[EXERCISE DETAILS]: From the entries below, list each line with "marker".
***
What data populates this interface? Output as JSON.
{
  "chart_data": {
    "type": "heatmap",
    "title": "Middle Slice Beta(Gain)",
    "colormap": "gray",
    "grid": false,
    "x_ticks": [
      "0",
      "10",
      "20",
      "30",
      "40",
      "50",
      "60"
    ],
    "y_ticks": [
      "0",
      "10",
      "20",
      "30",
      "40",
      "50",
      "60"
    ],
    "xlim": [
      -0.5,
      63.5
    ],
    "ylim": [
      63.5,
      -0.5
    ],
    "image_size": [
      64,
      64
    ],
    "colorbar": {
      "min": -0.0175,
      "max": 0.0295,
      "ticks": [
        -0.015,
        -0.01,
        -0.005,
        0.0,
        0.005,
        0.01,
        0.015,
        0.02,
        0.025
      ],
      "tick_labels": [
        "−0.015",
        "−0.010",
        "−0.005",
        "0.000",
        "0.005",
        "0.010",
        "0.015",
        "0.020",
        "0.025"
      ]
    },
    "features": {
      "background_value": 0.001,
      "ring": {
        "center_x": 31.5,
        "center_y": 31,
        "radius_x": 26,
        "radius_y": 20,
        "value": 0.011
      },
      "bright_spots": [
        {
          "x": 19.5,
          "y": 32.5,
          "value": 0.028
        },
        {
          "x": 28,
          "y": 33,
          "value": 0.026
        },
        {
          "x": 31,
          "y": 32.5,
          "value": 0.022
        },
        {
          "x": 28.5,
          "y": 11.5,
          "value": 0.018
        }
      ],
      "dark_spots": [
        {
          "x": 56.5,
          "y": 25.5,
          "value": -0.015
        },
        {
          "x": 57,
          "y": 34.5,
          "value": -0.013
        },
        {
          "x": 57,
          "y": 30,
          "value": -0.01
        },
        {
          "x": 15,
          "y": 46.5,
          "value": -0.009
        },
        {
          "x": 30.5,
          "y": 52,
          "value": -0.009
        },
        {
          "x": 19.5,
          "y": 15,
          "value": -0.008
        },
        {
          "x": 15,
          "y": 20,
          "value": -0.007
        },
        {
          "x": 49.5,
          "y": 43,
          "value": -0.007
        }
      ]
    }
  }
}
***
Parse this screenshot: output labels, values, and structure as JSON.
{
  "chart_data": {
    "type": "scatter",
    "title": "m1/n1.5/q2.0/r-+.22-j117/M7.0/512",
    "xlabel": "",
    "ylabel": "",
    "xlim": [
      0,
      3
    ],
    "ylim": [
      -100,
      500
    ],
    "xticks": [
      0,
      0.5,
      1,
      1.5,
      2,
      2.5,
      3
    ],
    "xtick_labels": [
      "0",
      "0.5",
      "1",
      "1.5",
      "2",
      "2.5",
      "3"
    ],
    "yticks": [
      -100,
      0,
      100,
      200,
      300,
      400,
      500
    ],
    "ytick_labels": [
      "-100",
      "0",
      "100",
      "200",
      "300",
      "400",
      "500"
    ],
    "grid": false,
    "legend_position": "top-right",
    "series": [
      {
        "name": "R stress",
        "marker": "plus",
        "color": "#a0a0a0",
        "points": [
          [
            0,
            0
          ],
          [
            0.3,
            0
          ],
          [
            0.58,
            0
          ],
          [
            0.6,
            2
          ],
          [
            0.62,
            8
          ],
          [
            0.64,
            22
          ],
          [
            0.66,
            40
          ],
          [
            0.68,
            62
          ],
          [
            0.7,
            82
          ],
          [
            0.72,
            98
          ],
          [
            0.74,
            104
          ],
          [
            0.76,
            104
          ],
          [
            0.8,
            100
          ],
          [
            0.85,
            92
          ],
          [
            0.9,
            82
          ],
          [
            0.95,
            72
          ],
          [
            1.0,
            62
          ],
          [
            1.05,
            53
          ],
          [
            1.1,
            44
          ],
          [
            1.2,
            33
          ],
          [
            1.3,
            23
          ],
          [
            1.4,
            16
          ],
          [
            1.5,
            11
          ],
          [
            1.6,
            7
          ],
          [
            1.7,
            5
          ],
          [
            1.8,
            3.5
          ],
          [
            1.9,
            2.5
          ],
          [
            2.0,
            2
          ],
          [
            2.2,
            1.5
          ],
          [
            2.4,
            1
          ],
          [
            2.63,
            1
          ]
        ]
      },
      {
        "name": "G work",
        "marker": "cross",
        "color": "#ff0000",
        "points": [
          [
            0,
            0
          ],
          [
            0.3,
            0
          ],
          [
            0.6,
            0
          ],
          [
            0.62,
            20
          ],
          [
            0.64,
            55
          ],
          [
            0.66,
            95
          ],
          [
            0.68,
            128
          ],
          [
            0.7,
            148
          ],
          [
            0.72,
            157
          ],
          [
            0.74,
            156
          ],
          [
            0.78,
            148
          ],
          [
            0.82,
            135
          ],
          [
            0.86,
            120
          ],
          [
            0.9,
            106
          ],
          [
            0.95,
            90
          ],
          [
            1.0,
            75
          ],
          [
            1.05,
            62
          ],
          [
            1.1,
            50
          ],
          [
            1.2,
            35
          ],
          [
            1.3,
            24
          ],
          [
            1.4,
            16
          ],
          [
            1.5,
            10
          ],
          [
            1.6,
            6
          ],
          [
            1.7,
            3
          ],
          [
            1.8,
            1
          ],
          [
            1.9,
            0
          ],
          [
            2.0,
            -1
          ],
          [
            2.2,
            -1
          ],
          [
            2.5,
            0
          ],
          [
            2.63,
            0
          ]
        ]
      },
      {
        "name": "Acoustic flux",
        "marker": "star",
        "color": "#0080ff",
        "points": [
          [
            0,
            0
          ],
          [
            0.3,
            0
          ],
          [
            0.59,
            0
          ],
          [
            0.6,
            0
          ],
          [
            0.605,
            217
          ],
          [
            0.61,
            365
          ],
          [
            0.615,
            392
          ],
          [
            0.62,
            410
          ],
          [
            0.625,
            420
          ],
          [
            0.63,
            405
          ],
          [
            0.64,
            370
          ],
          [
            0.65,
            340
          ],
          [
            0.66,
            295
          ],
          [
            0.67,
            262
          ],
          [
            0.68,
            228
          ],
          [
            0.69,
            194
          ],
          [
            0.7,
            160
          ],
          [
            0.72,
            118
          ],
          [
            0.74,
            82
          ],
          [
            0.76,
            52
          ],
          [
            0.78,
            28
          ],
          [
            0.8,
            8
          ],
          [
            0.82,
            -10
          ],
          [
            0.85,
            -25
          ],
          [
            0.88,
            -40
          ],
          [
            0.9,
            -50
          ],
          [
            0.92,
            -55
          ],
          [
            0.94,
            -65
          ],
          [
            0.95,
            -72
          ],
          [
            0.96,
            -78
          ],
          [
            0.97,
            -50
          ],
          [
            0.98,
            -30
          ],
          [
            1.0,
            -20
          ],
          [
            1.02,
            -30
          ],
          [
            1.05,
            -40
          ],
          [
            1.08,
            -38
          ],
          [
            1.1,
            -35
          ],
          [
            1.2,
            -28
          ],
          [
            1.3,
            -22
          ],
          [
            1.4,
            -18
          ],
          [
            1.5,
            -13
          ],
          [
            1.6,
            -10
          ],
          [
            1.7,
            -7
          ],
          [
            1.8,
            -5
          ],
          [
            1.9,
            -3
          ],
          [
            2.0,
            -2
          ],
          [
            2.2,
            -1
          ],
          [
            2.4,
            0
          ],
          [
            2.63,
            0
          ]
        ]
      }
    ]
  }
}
***
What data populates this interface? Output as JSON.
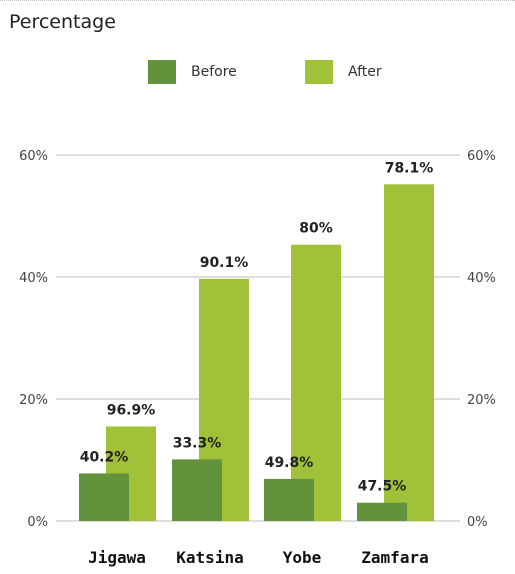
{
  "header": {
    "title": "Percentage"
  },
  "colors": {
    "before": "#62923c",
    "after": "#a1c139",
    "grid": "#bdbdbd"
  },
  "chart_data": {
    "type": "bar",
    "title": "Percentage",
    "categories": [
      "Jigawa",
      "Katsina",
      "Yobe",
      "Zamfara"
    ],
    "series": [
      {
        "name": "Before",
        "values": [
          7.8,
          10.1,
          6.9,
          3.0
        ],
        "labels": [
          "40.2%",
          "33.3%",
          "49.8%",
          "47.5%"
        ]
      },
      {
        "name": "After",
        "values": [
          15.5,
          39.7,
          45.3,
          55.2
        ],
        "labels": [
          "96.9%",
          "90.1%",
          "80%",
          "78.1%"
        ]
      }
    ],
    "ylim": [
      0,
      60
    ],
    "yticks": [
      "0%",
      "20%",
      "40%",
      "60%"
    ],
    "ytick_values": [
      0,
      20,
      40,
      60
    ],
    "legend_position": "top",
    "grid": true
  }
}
***
[EXERCISE ANSWER]:
        "marker": "plus",
        "marker": "cross",
        "marker": "star",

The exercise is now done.